State the number of lines where "Stimulations" appears. Add nothing else.

- Records to use
--
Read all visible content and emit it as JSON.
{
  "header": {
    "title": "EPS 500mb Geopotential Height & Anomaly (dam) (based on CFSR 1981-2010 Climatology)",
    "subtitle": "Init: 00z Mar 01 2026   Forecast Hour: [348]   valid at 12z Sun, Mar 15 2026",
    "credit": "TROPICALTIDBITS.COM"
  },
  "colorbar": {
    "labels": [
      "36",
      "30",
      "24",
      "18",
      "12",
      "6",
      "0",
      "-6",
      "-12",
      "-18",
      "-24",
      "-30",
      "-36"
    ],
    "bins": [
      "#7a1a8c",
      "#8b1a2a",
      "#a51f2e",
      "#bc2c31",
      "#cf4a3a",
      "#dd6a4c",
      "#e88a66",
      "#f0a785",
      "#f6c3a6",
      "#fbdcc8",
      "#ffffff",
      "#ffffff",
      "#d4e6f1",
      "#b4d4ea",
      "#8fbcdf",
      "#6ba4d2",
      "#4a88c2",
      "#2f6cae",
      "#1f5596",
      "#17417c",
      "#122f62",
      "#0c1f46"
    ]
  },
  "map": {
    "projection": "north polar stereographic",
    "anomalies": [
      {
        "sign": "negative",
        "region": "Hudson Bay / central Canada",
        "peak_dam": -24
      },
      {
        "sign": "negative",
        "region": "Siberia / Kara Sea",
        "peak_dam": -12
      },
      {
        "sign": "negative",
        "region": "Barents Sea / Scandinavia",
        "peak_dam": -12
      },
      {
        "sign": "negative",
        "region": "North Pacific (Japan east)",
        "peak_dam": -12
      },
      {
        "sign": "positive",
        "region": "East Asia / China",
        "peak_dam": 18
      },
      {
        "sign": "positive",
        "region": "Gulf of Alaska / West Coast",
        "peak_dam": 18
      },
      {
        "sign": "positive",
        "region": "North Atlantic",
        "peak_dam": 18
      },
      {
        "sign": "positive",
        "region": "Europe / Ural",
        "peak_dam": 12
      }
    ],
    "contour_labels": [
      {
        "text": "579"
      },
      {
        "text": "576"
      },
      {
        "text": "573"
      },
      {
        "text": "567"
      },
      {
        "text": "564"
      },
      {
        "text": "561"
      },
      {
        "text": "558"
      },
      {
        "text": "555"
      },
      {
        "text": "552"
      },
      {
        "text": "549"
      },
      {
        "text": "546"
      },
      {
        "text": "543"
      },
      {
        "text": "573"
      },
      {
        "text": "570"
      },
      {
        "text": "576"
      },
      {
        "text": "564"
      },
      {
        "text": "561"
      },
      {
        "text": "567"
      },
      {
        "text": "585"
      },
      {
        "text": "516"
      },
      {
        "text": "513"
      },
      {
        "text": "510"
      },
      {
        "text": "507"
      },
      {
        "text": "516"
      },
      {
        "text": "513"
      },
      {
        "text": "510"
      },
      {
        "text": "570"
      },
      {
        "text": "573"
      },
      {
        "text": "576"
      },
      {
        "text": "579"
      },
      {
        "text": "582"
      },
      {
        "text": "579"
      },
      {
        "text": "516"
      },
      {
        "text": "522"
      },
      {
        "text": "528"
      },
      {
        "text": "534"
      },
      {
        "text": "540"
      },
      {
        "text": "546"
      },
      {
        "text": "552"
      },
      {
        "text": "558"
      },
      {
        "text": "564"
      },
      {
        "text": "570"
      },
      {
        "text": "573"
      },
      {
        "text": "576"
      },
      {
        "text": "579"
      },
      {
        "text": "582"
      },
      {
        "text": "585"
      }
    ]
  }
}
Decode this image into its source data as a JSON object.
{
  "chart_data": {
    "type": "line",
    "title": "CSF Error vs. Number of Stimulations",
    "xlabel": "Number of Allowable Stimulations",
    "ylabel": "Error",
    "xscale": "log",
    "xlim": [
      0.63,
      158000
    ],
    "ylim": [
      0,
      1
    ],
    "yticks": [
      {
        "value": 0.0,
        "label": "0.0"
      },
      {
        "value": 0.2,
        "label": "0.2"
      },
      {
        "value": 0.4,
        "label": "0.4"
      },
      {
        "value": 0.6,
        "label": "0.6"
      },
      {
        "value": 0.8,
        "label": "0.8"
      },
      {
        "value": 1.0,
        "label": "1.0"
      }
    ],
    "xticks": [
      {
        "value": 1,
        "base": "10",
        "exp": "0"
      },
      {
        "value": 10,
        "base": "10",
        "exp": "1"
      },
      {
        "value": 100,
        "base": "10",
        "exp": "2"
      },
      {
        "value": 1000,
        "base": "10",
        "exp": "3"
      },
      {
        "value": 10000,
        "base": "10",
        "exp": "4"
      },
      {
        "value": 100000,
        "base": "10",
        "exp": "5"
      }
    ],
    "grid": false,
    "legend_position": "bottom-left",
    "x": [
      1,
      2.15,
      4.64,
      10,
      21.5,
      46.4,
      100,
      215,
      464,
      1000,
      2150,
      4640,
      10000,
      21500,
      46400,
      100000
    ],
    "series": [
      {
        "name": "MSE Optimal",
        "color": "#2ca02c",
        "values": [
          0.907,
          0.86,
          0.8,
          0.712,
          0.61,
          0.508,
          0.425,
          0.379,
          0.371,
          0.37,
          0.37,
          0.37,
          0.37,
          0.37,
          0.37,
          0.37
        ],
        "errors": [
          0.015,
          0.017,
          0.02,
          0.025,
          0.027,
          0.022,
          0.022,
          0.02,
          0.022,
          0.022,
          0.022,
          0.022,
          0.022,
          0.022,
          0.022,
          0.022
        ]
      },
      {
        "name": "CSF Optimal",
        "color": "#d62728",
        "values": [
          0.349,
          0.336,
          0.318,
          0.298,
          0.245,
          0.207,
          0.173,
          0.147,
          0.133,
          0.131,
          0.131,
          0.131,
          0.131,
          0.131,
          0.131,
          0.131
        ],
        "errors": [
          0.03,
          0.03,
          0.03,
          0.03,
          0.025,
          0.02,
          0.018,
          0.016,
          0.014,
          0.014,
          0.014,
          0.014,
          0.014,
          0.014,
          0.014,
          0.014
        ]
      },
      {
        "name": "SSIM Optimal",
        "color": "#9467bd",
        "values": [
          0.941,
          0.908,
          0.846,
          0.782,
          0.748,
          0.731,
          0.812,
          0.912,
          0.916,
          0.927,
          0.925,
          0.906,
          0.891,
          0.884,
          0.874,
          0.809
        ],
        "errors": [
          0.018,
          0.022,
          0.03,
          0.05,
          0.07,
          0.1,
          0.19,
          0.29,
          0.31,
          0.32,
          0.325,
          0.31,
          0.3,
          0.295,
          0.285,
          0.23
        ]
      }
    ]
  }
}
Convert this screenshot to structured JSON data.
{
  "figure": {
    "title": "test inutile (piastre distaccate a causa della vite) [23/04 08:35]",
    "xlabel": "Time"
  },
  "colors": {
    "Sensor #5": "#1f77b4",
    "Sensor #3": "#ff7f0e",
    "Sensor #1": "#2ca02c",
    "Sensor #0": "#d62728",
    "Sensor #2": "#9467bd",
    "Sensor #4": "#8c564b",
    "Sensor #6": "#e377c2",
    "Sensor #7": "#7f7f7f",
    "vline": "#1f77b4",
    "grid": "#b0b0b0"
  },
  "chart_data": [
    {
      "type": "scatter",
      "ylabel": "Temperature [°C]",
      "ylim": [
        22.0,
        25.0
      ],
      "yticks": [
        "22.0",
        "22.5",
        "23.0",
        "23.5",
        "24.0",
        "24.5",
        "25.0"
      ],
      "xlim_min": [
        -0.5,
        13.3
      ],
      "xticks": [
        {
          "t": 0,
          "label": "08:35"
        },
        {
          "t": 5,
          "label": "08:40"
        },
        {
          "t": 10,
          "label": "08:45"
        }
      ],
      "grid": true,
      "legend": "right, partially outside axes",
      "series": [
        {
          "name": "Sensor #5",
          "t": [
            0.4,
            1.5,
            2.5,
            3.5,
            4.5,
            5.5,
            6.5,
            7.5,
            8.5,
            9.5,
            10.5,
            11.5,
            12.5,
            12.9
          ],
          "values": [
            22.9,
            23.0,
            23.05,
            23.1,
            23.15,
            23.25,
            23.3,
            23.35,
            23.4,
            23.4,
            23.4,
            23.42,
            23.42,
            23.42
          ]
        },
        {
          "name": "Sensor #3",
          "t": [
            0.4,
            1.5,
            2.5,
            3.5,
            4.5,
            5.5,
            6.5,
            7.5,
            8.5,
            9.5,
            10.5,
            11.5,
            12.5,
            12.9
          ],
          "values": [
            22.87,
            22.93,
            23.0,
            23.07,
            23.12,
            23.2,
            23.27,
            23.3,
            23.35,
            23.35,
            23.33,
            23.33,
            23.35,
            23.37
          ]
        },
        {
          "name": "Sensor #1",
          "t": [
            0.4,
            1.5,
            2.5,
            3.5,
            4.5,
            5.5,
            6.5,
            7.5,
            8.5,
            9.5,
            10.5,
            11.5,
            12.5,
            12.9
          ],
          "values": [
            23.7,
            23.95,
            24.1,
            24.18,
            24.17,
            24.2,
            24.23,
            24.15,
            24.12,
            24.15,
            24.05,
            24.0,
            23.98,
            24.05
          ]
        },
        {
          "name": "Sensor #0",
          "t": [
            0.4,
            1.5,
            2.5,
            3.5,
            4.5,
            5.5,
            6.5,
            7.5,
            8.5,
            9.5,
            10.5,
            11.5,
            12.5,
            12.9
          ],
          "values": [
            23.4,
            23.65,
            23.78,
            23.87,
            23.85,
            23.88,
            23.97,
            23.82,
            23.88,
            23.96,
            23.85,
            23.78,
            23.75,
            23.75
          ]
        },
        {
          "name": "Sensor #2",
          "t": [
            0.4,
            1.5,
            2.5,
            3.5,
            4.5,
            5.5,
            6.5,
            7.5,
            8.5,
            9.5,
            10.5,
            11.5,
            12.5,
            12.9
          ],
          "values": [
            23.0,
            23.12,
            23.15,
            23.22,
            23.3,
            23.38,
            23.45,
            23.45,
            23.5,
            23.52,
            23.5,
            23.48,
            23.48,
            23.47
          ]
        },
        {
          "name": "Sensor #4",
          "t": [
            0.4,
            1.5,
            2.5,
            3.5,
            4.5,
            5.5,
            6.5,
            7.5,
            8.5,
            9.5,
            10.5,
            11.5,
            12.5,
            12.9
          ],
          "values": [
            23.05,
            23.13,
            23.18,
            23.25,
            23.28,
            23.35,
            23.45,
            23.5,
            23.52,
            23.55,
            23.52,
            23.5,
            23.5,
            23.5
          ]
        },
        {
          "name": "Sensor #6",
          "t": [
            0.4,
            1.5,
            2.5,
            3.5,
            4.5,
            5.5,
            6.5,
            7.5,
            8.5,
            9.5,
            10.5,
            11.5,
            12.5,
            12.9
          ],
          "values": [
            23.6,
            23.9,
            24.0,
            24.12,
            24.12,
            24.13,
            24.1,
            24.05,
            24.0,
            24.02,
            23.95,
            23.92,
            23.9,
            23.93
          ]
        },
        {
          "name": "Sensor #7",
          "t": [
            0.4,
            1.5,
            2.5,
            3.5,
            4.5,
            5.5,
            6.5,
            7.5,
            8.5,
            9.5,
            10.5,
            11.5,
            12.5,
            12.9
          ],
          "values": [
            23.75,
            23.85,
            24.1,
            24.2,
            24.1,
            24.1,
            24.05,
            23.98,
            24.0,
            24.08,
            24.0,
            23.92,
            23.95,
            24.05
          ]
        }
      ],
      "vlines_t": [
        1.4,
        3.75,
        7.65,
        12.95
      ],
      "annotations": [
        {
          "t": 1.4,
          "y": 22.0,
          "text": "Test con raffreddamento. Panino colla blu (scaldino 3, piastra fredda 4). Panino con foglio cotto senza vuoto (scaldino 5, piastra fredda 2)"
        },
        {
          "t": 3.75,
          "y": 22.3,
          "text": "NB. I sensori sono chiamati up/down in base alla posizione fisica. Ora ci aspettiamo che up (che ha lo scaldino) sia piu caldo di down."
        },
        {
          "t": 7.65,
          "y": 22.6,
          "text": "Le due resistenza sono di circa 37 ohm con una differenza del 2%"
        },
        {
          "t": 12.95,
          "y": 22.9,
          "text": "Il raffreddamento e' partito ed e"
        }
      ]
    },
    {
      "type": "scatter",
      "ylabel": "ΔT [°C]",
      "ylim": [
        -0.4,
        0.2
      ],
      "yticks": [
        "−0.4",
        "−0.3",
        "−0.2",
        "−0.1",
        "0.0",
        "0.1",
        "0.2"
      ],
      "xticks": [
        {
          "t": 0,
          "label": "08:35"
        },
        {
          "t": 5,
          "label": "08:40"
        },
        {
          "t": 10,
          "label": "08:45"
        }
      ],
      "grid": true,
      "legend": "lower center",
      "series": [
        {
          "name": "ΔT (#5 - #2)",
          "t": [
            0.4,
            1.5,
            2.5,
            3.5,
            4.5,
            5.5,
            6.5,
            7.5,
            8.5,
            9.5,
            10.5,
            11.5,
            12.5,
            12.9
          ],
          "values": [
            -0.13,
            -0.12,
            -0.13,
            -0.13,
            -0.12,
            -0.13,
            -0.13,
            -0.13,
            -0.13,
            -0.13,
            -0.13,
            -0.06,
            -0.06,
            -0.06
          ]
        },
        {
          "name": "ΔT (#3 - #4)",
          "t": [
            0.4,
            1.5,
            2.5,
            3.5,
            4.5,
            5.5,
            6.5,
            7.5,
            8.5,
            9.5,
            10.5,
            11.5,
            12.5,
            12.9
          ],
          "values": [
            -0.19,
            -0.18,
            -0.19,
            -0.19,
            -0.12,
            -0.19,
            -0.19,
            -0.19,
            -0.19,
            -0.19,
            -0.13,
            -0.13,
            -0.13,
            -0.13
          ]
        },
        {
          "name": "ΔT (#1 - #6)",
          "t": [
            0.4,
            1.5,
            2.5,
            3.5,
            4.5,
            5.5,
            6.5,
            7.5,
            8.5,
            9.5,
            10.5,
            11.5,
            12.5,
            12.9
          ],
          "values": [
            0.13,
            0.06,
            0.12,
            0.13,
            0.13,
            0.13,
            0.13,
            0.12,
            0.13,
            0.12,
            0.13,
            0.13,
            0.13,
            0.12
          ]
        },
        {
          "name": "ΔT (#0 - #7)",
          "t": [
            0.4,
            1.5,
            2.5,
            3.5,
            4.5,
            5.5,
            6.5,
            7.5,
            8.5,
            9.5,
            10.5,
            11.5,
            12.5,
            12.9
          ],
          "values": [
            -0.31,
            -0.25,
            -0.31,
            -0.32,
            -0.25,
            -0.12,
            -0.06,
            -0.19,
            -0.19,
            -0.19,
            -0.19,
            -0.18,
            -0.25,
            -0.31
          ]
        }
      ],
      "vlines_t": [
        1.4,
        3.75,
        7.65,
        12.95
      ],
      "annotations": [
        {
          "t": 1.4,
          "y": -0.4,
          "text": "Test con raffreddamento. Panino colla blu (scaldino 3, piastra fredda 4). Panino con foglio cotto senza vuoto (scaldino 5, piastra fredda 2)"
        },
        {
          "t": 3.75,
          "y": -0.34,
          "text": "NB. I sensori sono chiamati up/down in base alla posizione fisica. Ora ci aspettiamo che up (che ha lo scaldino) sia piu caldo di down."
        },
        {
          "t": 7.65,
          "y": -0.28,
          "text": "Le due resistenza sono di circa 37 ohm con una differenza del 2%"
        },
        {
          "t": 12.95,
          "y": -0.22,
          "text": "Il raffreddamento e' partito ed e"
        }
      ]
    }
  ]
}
--
- Exercise output
2